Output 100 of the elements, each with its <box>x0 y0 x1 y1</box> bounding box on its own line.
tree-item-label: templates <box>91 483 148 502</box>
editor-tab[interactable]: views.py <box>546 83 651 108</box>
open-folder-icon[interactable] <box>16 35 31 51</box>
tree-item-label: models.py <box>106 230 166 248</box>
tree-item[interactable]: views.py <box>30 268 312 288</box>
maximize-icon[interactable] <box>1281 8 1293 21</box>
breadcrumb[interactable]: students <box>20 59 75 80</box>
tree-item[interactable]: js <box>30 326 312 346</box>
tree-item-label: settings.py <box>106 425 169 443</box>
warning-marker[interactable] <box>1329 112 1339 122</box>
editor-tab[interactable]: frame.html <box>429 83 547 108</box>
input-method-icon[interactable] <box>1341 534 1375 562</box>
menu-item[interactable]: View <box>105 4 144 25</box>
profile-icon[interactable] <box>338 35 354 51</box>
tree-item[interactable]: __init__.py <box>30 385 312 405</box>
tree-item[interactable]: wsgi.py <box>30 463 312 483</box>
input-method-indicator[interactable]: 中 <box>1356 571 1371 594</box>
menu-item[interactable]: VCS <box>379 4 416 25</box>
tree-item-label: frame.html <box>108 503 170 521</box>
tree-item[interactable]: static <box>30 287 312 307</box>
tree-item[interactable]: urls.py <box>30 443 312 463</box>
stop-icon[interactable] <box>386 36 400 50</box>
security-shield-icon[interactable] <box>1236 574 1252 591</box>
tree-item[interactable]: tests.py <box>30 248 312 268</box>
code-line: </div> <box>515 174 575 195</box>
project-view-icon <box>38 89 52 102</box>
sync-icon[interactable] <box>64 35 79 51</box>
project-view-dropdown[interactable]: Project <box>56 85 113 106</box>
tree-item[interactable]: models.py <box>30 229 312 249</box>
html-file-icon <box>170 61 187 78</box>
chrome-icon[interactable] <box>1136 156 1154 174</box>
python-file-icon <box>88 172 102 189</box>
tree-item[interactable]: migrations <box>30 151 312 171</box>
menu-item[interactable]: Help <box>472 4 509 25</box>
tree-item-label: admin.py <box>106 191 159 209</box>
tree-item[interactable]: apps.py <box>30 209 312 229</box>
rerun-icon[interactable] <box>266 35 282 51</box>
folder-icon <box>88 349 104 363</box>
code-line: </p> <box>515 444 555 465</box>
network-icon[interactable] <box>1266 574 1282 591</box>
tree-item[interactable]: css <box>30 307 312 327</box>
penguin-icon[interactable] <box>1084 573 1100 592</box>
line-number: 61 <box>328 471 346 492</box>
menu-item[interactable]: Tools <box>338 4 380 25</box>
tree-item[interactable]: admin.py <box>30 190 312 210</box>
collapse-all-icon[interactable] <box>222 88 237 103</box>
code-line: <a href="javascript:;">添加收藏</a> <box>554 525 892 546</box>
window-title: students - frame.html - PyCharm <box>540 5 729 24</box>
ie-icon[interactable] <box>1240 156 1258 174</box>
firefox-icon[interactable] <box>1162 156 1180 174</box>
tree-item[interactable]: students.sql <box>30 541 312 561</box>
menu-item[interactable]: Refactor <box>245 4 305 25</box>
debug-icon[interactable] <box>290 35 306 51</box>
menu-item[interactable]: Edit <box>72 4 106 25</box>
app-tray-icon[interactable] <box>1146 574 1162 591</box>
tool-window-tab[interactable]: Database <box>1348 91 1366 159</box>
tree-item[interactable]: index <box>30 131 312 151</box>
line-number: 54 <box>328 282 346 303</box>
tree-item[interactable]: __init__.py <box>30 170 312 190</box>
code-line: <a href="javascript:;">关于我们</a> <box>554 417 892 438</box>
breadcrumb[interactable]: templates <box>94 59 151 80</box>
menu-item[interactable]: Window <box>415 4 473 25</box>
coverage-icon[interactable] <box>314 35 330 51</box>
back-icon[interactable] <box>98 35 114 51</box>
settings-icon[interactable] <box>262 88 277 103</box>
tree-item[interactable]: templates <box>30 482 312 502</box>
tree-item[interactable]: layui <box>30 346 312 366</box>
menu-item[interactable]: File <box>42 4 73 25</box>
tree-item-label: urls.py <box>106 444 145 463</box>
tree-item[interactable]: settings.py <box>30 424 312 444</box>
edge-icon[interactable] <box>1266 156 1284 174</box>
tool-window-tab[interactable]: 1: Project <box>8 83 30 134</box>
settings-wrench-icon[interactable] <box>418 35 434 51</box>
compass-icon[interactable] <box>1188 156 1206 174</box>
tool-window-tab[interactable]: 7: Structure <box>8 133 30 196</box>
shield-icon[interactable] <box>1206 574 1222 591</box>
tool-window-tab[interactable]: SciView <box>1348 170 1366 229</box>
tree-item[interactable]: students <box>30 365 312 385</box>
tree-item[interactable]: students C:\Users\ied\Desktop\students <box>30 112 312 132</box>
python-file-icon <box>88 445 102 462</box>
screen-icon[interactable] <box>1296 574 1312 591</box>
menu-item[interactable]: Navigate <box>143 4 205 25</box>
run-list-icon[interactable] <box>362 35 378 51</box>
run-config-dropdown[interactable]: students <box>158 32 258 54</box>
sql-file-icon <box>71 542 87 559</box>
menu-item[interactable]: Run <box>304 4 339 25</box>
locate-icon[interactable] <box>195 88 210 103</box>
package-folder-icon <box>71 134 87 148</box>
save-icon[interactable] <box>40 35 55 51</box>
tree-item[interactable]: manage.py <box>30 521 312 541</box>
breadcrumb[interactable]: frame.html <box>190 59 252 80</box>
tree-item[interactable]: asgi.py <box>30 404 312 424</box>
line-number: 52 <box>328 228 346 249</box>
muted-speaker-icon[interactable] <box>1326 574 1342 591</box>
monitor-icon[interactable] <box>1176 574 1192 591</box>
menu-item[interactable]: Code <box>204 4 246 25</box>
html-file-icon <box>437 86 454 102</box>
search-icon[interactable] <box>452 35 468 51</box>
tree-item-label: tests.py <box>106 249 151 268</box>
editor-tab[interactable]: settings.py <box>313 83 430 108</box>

> [Task to complete]: Print every line of the material above verbatim, in the same order and with each bounding box unchanged.

> [Solution for this task]:
Output 100 of the elements, each with its <box>x0 y0 x1 y1</box> bounding box on its own line.
tree-item-label: templates <box>91 483 148 502</box>
editor-tab[interactable]: views.py <box>546 83 651 108</box>
open-folder-icon[interactable] <box>16 35 31 51</box>
tree-item-label: models.py <box>106 230 166 248</box>
tree-item[interactable]: views.py <box>30 268 312 288</box>
maximize-icon[interactable] <box>1281 8 1293 21</box>
breadcrumb[interactable]: students <box>20 59 75 80</box>
tree-item[interactable]: js <box>30 326 312 346</box>
tree-item-label: settings.py <box>106 425 169 443</box>
warning-marker[interactable] <box>1329 112 1339 122</box>
editor-tab[interactable]: frame.html <box>429 83 547 108</box>
input-method-icon[interactable] <box>1341 534 1375 562</box>
menu-item[interactable]: View <box>105 4 144 25</box>
profile-icon[interactable] <box>338 35 354 51</box>
tree-item[interactable]: __init__.py <box>30 385 312 405</box>
tree-item[interactable]: wsgi.py <box>30 463 312 483</box>
input-method-indicator[interactable]: 中 <box>1356 571 1371 594</box>
menu-item[interactable]: VCS <box>379 4 416 25</box>
tree-item-label: frame.html <box>108 503 170 521</box>
tree-item[interactable]: static <box>30 287 312 307</box>
tree-item[interactable]: urls.py <box>30 443 312 463</box>
stop-icon[interactable] <box>386 36 400 50</box>
security-shield-icon[interactable] <box>1236 574 1252 591</box>
tree-item[interactable]: tests.py <box>30 248 312 268</box>
code-line: </div> <box>515 174 575 195</box>
project-view-icon <box>38 89 52 102</box>
sync-icon[interactable] <box>64 35 79 51</box>
project-view-dropdown[interactable]: Project <box>56 85 113 106</box>
tree-item[interactable]: models.py <box>30 229 312 249</box>
html-file-icon <box>170 61 187 78</box>
chrome-icon[interactable] <box>1136 156 1154 174</box>
python-file-icon <box>88 172 102 189</box>
tree-item[interactable]: migrations <box>30 151 312 171</box>
menu-item[interactable]: Help <box>472 4 509 25</box>
tree-item-label: admin.py <box>106 191 159 209</box>
tree-item[interactable]: apps.py <box>30 209 312 229</box>
rerun-icon[interactable] <box>266 35 282 51</box>
folder-icon <box>88 349 104 363</box>
code-line: </p> <box>515 444 555 465</box>
network-icon[interactable] <box>1266 574 1282 591</box>
tree-item[interactable]: css <box>30 307 312 327</box>
penguin-icon[interactable] <box>1084 573 1100 592</box>
line-number: 61 <box>328 471 346 492</box>
menu-item[interactable]: Tools <box>338 4 380 25</box>
tree-item[interactable]: admin.py <box>30 190 312 210</box>
collapse-all-icon[interactable] <box>222 88 237 103</box>
code-line: <a href="javascript:;">添加收藏</a> <box>554 525 892 546</box>
window-title: students - frame.html - PyCharm <box>540 5 729 24</box>
ie-icon[interactable] <box>1240 156 1258 174</box>
firefox-icon[interactable] <box>1162 156 1180 174</box>
tree-item[interactable]: students.sql <box>30 541 312 561</box>
menu-item[interactable]: Refactor <box>245 4 305 25</box>
debug-icon[interactable] <box>290 35 306 51</box>
menu-item[interactable]: Edit <box>72 4 106 25</box>
app-tray-icon[interactable] <box>1146 574 1162 591</box>
tool-window-tab[interactable]: Database <box>1348 91 1366 159</box>
tree-item[interactable]: index <box>30 131 312 151</box>
line-number: 54 <box>328 282 346 303</box>
tree-item[interactable]: __init__.py <box>30 170 312 190</box>
code-line: <a href="javascript:;">关于我们</a> <box>554 417 892 438</box>
breadcrumb[interactable]: templates <box>94 59 151 80</box>
menu-item[interactable]: Window <box>415 4 473 25</box>
coverage-icon[interactable] <box>314 35 330 51</box>
back-icon[interactable] <box>98 35 114 51</box>
settings-icon[interactable] <box>262 88 277 103</box>
tree-item[interactable]: templates <box>30 482 312 502</box>
tree-item[interactable]: layui <box>30 346 312 366</box>
menu-item[interactable]: File <box>42 4 73 25</box>
tree-item-label: urls.py <box>106 444 145 463</box>
tree-item[interactable]: settings.py <box>30 424 312 444</box>
edge-icon[interactable] <box>1266 156 1284 174</box>
tool-window-tab[interactable]: 1: Project <box>8 83 30 134</box>
settings-wrench-icon[interactable] <box>418 35 434 51</box>
compass-icon[interactable] <box>1188 156 1206 174</box>
tool-window-tab[interactable]: 7: Structure <box>8 133 30 196</box>
shield-icon[interactable] <box>1206 574 1222 591</box>
tool-window-tab[interactable]: SciView <box>1348 170 1366 229</box>
tree-item[interactable]: students <box>30 365 312 385</box>
tree-item[interactable]: students C:\Users\ied\Desktop\students <box>30 112 312 132</box>
python-file-icon <box>88 445 102 462</box>
screen-icon[interactable] <box>1296 574 1312 591</box>
menu-item[interactable]: Navigate <box>143 4 205 25</box>
run-list-icon[interactable] <box>362 35 378 51</box>
run-config-dropdown[interactable]: students <box>158 32 258 54</box>
sql-file-icon <box>71 542 87 559</box>
menu-item[interactable]: Run <box>304 4 339 25</box>
locate-icon[interactable] <box>195 88 210 103</box>
package-folder-icon <box>71 134 87 148</box>
save-icon[interactable] <box>40 35 55 51</box>
tree-item[interactable]: manage.py <box>30 521 312 541</box>
breadcrumb[interactable]: frame.html <box>190 59 252 80</box>
tree-item[interactable]: asgi.py <box>30 404 312 424</box>
line-number: 52 <box>328 228 346 249</box>
muted-speaker-icon[interactable] <box>1326 574 1342 591</box>
monitor-icon[interactable] <box>1176 574 1192 591</box>
menu-item[interactable]: Code <box>204 4 246 25</box>
html-file-icon <box>437 86 454 102</box>
search-icon[interactable] <box>452 35 468 51</box>
tree-item-label: tests.py <box>106 249 151 268</box>
editor-tab[interactable]: settings.py <box>313 83 430 108</box>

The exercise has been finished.